Records for processing =>
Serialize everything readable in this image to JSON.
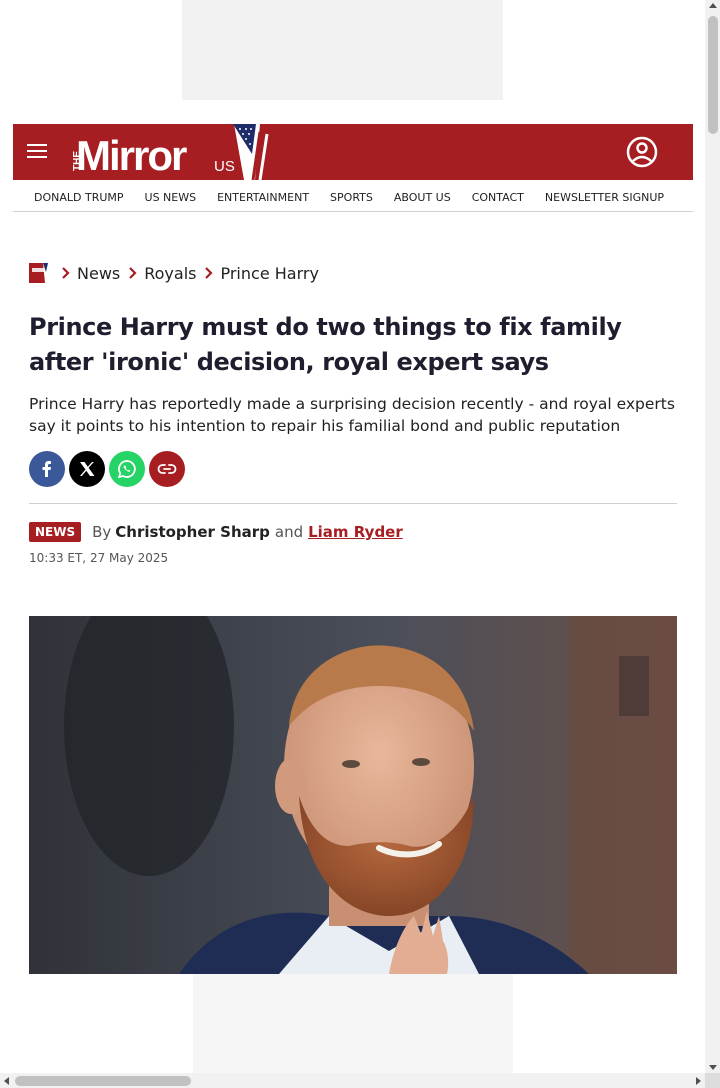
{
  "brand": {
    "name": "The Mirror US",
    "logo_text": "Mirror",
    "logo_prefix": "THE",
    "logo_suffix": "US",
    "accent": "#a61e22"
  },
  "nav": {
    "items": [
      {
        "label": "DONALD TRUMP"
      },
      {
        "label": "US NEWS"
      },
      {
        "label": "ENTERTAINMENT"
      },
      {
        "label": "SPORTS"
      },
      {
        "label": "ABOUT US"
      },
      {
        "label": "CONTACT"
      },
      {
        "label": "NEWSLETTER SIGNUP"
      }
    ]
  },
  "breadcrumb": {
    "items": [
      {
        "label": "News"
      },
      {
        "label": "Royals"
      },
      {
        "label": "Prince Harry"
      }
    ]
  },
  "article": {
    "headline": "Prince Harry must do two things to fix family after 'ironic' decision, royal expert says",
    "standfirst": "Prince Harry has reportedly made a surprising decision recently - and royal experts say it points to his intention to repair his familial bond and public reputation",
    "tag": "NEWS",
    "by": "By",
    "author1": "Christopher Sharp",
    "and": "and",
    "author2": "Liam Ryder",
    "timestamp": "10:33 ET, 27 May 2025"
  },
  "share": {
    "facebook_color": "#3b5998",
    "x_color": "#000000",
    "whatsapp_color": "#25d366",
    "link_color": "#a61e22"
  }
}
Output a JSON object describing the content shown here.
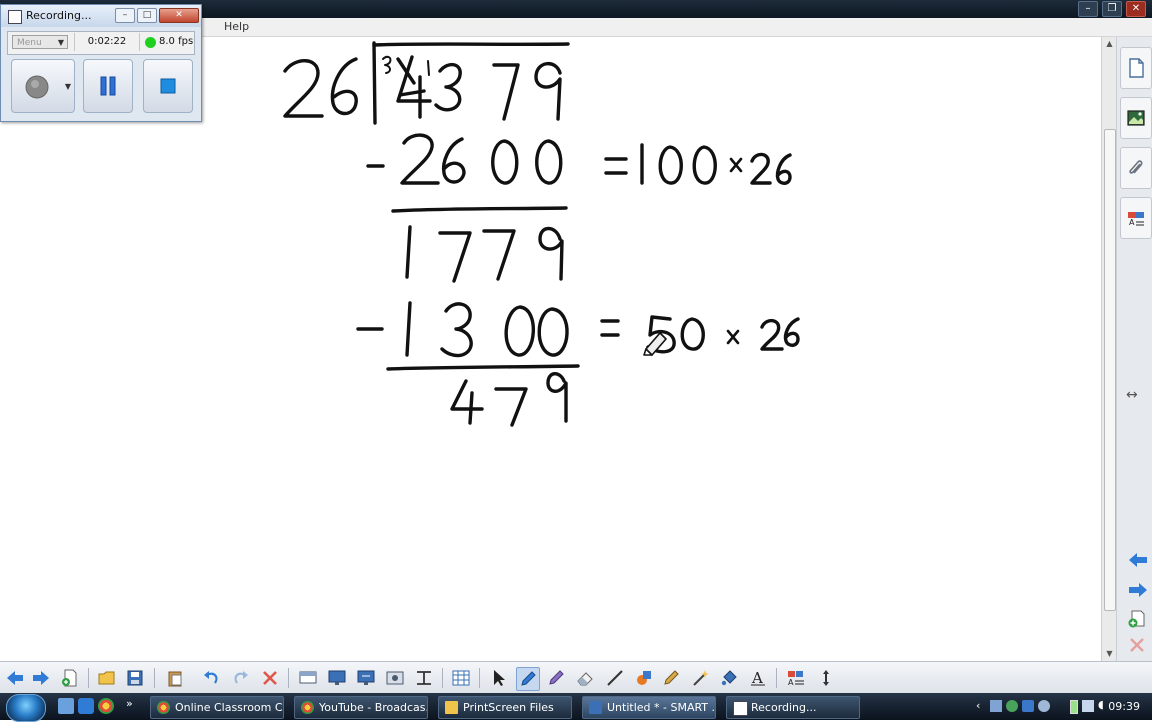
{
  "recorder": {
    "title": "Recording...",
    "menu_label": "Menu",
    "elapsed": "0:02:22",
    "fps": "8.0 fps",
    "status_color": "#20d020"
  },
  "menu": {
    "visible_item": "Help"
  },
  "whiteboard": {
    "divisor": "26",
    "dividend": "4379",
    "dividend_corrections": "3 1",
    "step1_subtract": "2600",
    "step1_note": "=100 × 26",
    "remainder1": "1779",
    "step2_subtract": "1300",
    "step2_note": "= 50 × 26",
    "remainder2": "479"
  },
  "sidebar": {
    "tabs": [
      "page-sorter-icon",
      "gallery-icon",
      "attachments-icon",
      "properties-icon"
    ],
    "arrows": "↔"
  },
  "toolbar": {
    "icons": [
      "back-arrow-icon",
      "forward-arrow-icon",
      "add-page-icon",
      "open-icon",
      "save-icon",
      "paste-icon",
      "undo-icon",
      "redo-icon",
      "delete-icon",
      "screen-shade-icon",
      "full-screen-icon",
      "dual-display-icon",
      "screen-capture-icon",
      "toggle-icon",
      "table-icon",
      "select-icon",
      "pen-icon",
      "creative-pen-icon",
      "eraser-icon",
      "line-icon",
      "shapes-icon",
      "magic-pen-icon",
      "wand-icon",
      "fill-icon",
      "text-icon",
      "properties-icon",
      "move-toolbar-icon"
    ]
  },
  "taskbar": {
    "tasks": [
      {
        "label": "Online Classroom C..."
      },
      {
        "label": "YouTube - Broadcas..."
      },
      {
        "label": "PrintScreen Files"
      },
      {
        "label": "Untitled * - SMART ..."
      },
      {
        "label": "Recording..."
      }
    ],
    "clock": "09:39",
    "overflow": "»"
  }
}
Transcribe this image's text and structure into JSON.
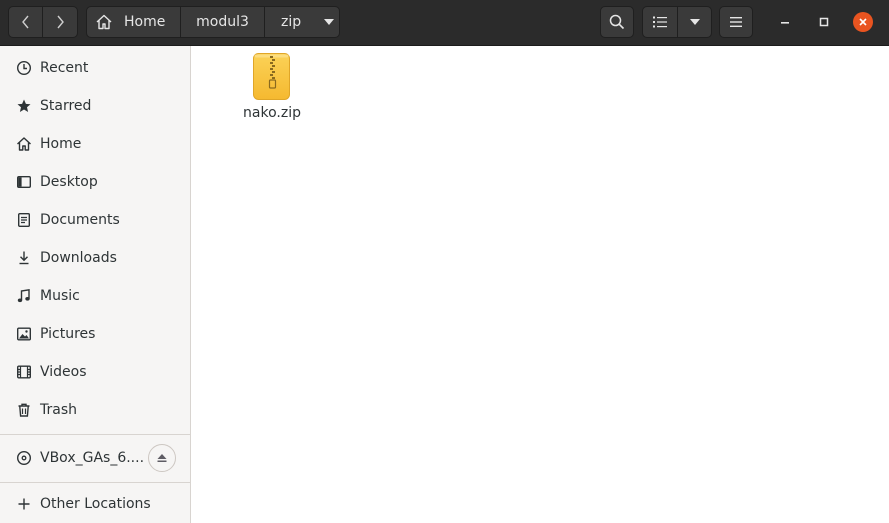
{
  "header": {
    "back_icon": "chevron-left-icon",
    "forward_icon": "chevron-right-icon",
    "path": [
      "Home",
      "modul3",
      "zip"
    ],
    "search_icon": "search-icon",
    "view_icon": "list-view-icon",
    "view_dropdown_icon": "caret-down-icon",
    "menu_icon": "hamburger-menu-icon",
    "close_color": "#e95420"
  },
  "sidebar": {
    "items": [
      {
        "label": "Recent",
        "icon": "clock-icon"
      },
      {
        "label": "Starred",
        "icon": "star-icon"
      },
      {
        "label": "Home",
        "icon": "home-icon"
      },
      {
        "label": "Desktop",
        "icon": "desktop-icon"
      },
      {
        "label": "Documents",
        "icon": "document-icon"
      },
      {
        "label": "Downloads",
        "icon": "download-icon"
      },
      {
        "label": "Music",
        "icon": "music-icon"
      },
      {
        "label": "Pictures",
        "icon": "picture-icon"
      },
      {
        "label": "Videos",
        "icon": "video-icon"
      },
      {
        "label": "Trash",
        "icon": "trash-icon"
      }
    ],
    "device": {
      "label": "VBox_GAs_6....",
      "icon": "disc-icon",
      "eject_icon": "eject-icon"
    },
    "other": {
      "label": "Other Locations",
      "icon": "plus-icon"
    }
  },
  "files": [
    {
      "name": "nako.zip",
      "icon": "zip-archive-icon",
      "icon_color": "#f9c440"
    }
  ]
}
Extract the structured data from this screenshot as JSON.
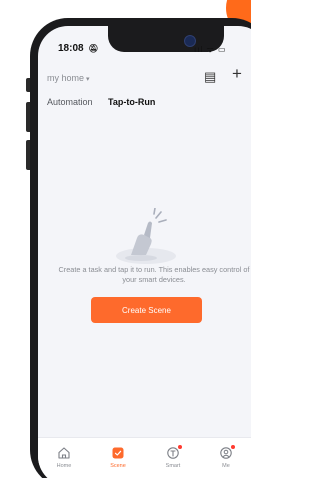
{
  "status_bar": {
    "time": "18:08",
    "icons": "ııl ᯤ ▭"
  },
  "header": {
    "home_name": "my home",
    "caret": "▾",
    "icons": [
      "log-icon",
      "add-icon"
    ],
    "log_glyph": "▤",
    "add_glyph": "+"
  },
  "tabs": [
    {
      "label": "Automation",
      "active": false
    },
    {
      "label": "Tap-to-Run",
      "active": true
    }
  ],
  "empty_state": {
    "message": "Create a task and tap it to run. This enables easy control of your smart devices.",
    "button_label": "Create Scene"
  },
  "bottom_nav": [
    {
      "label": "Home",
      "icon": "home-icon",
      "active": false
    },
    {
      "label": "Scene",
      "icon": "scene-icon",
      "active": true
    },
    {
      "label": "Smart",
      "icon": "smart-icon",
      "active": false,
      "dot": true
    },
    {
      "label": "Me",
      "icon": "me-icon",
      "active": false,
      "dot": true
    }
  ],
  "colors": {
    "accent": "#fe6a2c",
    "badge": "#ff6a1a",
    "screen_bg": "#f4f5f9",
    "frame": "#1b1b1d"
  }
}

Your instructions => Word for word, quote the full listing, omitting every picture.

Completed task =>
Serialize everything readable in this image to JSON.
{
  "brand": {
    "name": "The Mirror US",
    "logo_text": "Mirror",
    "logo_prefix": "THE",
    "logo_suffix": "US",
    "accent": "#a61e22"
  },
  "nav": {
    "items": [
      {
        "label": "DONALD TRUMP"
      },
      {
        "label": "US NEWS"
      },
      {
        "label": "ENTERTAINMENT"
      },
      {
        "label": "SPORTS"
      },
      {
        "label": "ABOUT US"
      },
      {
        "label": "CONTACT"
      },
      {
        "label": "NEWSLETTER SIGNUP"
      }
    ]
  },
  "breadcrumb": {
    "items": [
      {
        "label": "News"
      },
      {
        "label": "Royals"
      },
      {
        "label": "Prince Harry"
      }
    ]
  },
  "article": {
    "headline": "Prince Harry must do two things to fix family after 'ironic' decision, royal expert says",
    "standfirst": "Prince Harry has reportedly made a surprising decision recently - and royal experts say it points to his intention to repair his familial bond and public reputation",
    "tag": "NEWS",
    "by": "By",
    "author1": "Christopher Sharp",
    "and": "and",
    "author2": "Liam Ryder",
    "timestamp": "10:33 ET, 27 May 2025"
  },
  "share": {
    "facebook_color": "#3b5998",
    "x_color": "#000000",
    "whatsapp_color": "#25d366",
    "link_color": "#a61e22"
  }
}
Output a JSON object describing the content shown here.
{
  "recorder": {
    "title": "Recording...",
    "menu_label": "Menu",
    "elapsed": "0:02:22",
    "fps": "8.0 fps",
    "status_color": "#20d020"
  },
  "menu": {
    "visible_item": "Help"
  },
  "whiteboard": {
    "divisor": "26",
    "dividend": "4379",
    "dividend_corrections": "3 1",
    "step1_subtract": "2600",
    "step1_note": "=100 × 26",
    "remainder1": "1779",
    "step2_subtract": "1300",
    "step2_note": "= 50 × 26",
    "remainder2": "479"
  },
  "sidebar": {
    "tabs": [
      "page-sorter-icon",
      "gallery-icon",
      "attachments-icon",
      "properties-icon"
    ],
    "arrows": "↔"
  },
  "toolbar": {
    "icons": [
      "back-arrow-icon",
      "forward-arrow-icon",
      "add-page-icon",
      "open-icon",
      "save-icon",
      "paste-icon",
      "undo-icon",
      "redo-icon",
      "delete-icon",
      "screen-shade-icon",
      "full-screen-icon",
      "dual-display-icon",
      "screen-capture-icon",
      "toggle-icon",
      "table-icon",
      "select-icon",
      "pen-icon",
      "creative-pen-icon",
      "eraser-icon",
      "line-icon",
      "shapes-icon",
      "magic-pen-icon",
      "wand-icon",
      "fill-icon",
      "text-icon",
      "properties-icon",
      "move-toolbar-icon"
    ]
  },
  "taskbar": {
    "tasks": [
      {
        "label": "Online Classroom C..."
      },
      {
        "label": "YouTube - Broadcas..."
      },
      {
        "label": "PrintScreen Files"
      },
      {
        "label": "Untitled * - SMART ..."
      },
      {
        "label": "Recording..."
      }
    ],
    "clock": "09:39",
    "overflow": "»"
  }
}
Transcribe this image's text and structure into JSON.
{
  "header": {
    "back_icon": "chevron-left-icon",
    "forward_icon": "chevron-right-icon",
    "path": [
      "Home",
      "modul3",
      "zip"
    ],
    "search_icon": "search-icon",
    "view_icon": "list-view-icon",
    "view_dropdown_icon": "caret-down-icon",
    "menu_icon": "hamburger-menu-icon",
    "close_color": "#e95420"
  },
  "sidebar": {
    "items": [
      {
        "label": "Recent",
        "icon": "clock-icon"
      },
      {
        "label": "Starred",
        "icon": "star-icon"
      },
      {
        "label": "Home",
        "icon": "home-icon"
      },
      {
        "label": "Desktop",
        "icon": "desktop-icon"
      },
      {
        "label": "Documents",
        "icon": "document-icon"
      },
      {
        "label": "Downloads",
        "icon": "download-icon"
      },
      {
        "label": "Music",
        "icon": "music-icon"
      },
      {
        "label": "Pictures",
        "icon": "picture-icon"
      },
      {
        "label": "Videos",
        "icon": "video-icon"
      },
      {
        "label": "Trash",
        "icon": "trash-icon"
      }
    ],
    "device": {
      "label": "VBox_GAs_6....",
      "icon": "disc-icon",
      "eject_icon": "eject-icon"
    },
    "other": {
      "label": "Other Locations",
      "icon": "plus-icon"
    }
  },
  "files": [
    {
      "name": "nako.zip",
      "icon": "zip-archive-icon",
      "icon_color": "#f9c440"
    }
  ]
}
Extract the structured data from this screenshot as JSON.
{
  "status_bar": {
    "time": "18:08",
    "icons": "ııl ᯤ ▭"
  },
  "header": {
    "home_name": "my home",
    "caret": "▾",
    "icons": [
      "log-icon",
      "add-icon"
    ],
    "log_glyph": "▤",
    "add_glyph": "+"
  },
  "tabs": [
    {
      "label": "Automation",
      "active": false
    },
    {
      "label": "Tap-to-Run",
      "active": true
    }
  ],
  "empty_state": {
    "message": "Create a task and tap it to run. This enables easy control of your smart devices.",
    "button_label": "Create Scene"
  },
  "bottom_nav": [
    {
      "label": "Home",
      "icon": "home-icon",
      "active": false
    },
    {
      "label": "Scene",
      "icon": "scene-icon",
      "active": true
    },
    {
      "label": "Smart",
      "icon": "smart-icon",
      "active": false,
      "dot": true
    },
    {
      "label": "Me",
      "icon": "me-icon",
      "active": false,
      "dot": true
    }
  ],
  "colors": {
    "accent": "#fe6a2c",
    "badge": "#ff6a1a",
    "screen_bg": "#f4f5f9",
    "frame": "#1b1b1d"
  }
}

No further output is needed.